-- Begin RECORDS FOR THE EXERCISE --
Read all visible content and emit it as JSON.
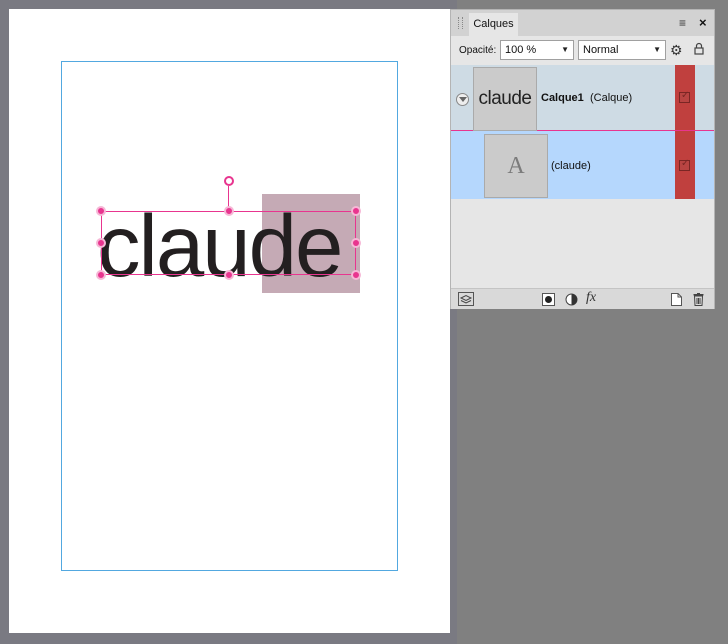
{
  "document": {
    "art_text": "claude"
  },
  "layers_panel": {
    "tab_label": "Calques",
    "menu_icon": "≡",
    "close_icon": "×",
    "opacity_label": "Opacité:",
    "opacity_value": "100 %",
    "blend_mode": "Normal",
    "layers": [
      {
        "thumb_text": "claude",
        "name": "Calque1",
        "type": "(Calque)",
        "visible": true
      },
      {
        "thumb_text": "A",
        "name": "(claude)",
        "visible": true
      }
    ]
  },
  "colors": {
    "selection": "#e8358f",
    "margin_guide": "#52a8e0",
    "selected_layer_bg": "#b5d7fd",
    "visibility_column": "#c0403e"
  },
  "icons": [
    "gear-icon",
    "lock-icon",
    "layers-icon",
    "mask-icon",
    "adjustment-icon",
    "fx-icon",
    "new-layer-icon",
    "trash-icon"
  ]
}
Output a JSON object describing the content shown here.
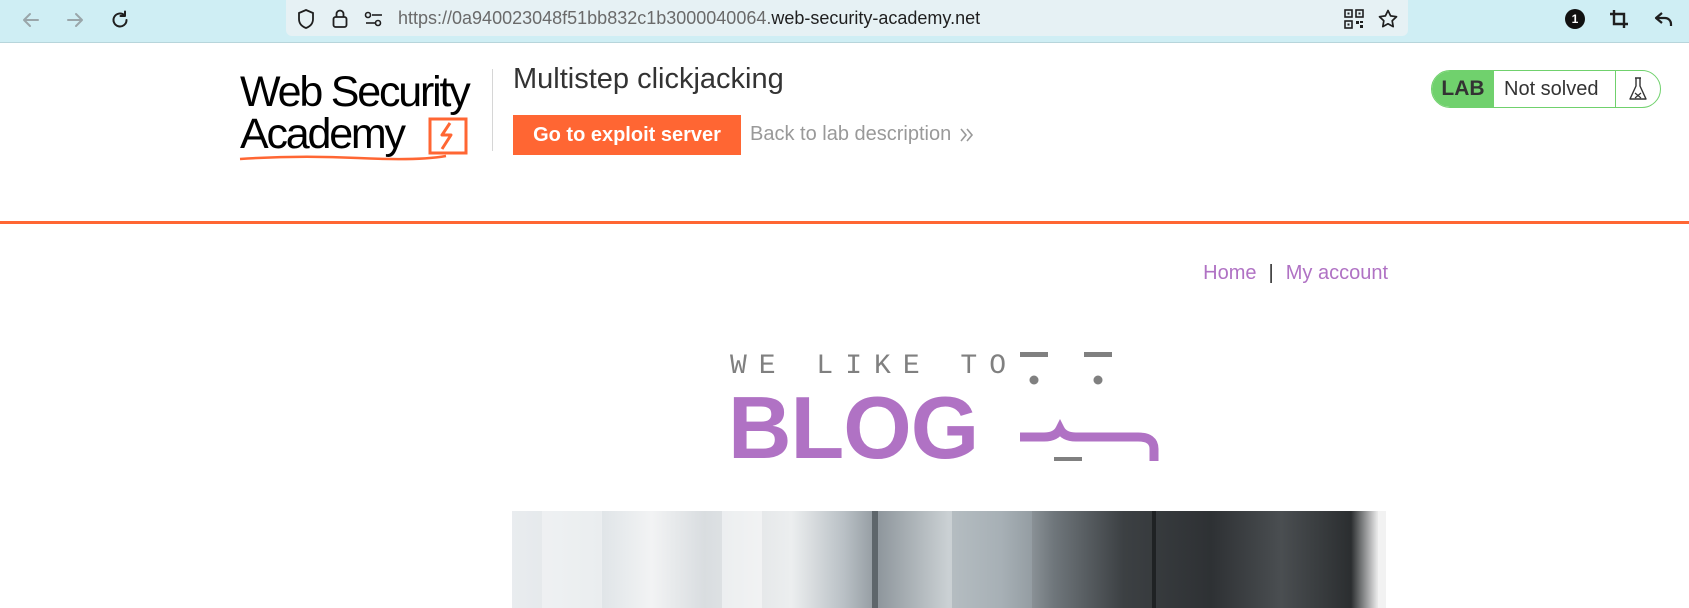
{
  "browser": {
    "url_prefix": "https://0a940023048f51bb832c1b3000040064.",
    "url_domain": "web-security-academy.net",
    "extension_badge": "1",
    "icons": [
      "back-arrow-icon",
      "forward-arrow-icon",
      "reload-icon",
      "shield-icon",
      "lock-icon",
      "site-settings-icon",
      "qr-code-icon",
      "bookmark-star-icon",
      "extension-badge-icon",
      "crop-icon",
      "reply-arrow-icon"
    ]
  },
  "lab_header": {
    "logo_line1": "Web Security",
    "logo_line2": "Academy",
    "title": "Multistep clickjacking",
    "exploit_button": "Go to exploit server",
    "back_link": "Back to lab description",
    "badge_tag": "LAB",
    "badge_status": "Not solved",
    "colors": {
      "accent": "#ff6633",
      "badge_green": "#70d16d",
      "link_purple": "#b072c4"
    }
  },
  "nav": {
    "home": "Home",
    "separator": "|",
    "account": "My account"
  },
  "banner": {
    "tagline": "WE LIKE TO",
    "word": "BLOG"
  }
}
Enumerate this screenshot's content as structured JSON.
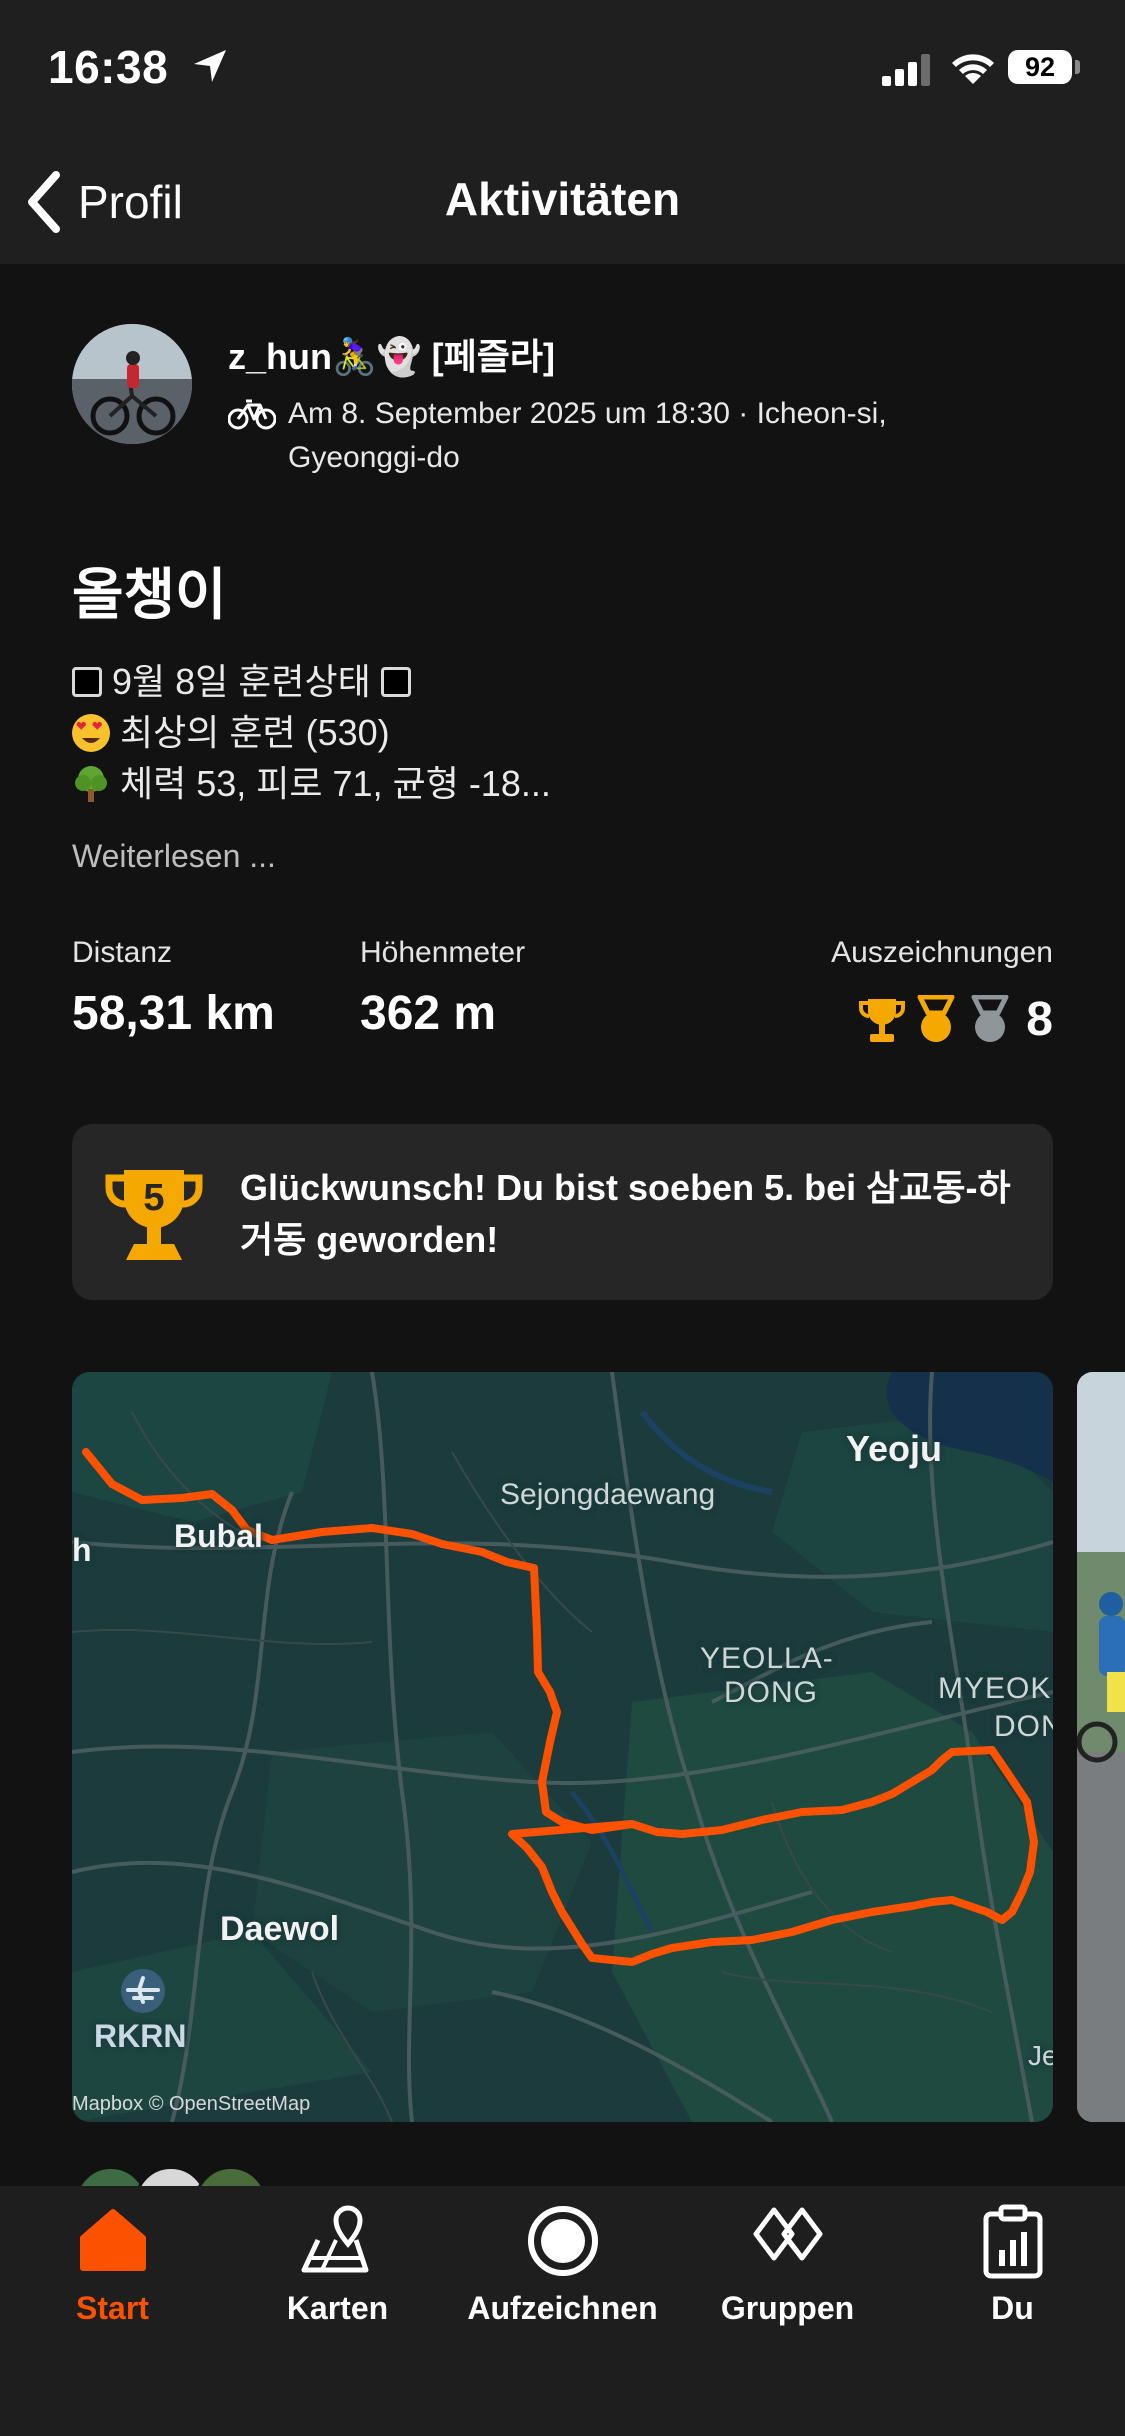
{
  "status_bar": {
    "time": "16:38",
    "battery": "92"
  },
  "nav": {
    "back_label": "Profil",
    "title": "Aktivitäten"
  },
  "activity": {
    "username": "z_hun🚴‍♀️👻 [페즐라]",
    "meta": "Am 8. September 2025 um 18:30 · Icheon-si, Gyeonggi-do",
    "title": "올챙이",
    "description_lines": [
      "9월 8일 훈련상태",
      "최상의 훈련 (530)",
      "체력 53, 피로 71, 균형 -18..."
    ],
    "read_more": "Weiterlesen ..."
  },
  "stats": {
    "distance_label": "Distanz",
    "distance_value": "58,31 km",
    "elevation_label": "Höhenmeter",
    "elevation_value": "362 m",
    "awards_label": "Auszeichnungen",
    "awards_count": "8"
  },
  "congrats": {
    "rank": "5",
    "text": "Glückwunsch! Du bist soeben 5. bei 삼교동-하거동 geworden!"
  },
  "map": {
    "labels": {
      "yeoju": "Yeoju",
      "sejong": "Sejongdaewang",
      "bubal": "Bubal",
      "h": "h",
      "yeolla": "YEOLLA-",
      "dong": "DONG",
      "myeok": "MYEOK",
      "don": "DON",
      "daewol": "Daewol",
      "rkrn": "RKRN",
      "je": "Je"
    },
    "attribution": "Mapbox © OpenStreetMap"
  },
  "tabs": [
    "Start",
    "Karten",
    "Aufzeichnen",
    "Gruppen",
    "Du"
  ],
  "colors": {
    "accent": "#fc5200",
    "gold": "#f5a800",
    "silver": "#8e969a",
    "map_bg": "#1b3b3c"
  }
}
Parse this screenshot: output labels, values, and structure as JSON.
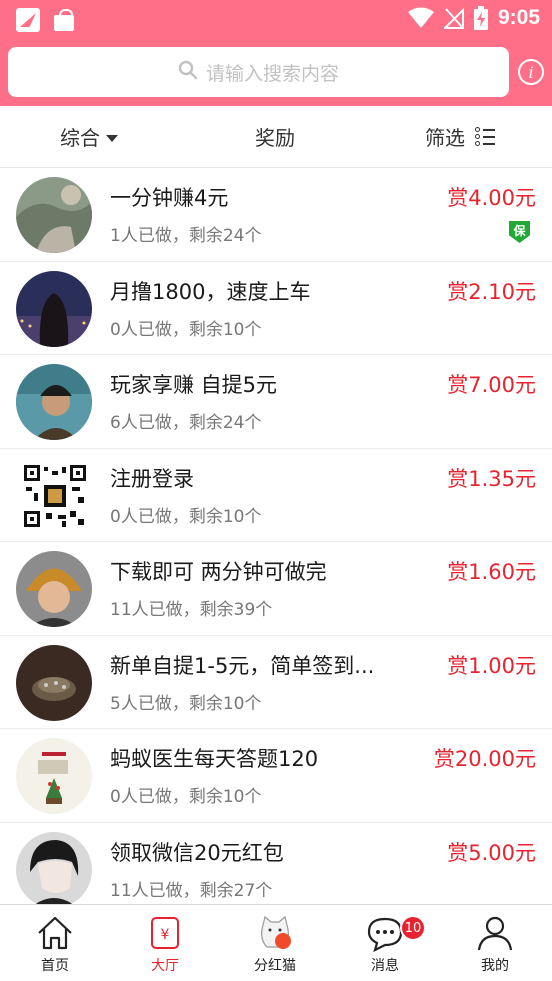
-- End RECORDS FOR THE EXERCISE --
DIRECTION |
The lines to collect are those holding the string "labels"; copy them all.

RESULT OF THIS TASK |
    "labels": {
Parse this screenshot: output labels, values, and structure as JSON.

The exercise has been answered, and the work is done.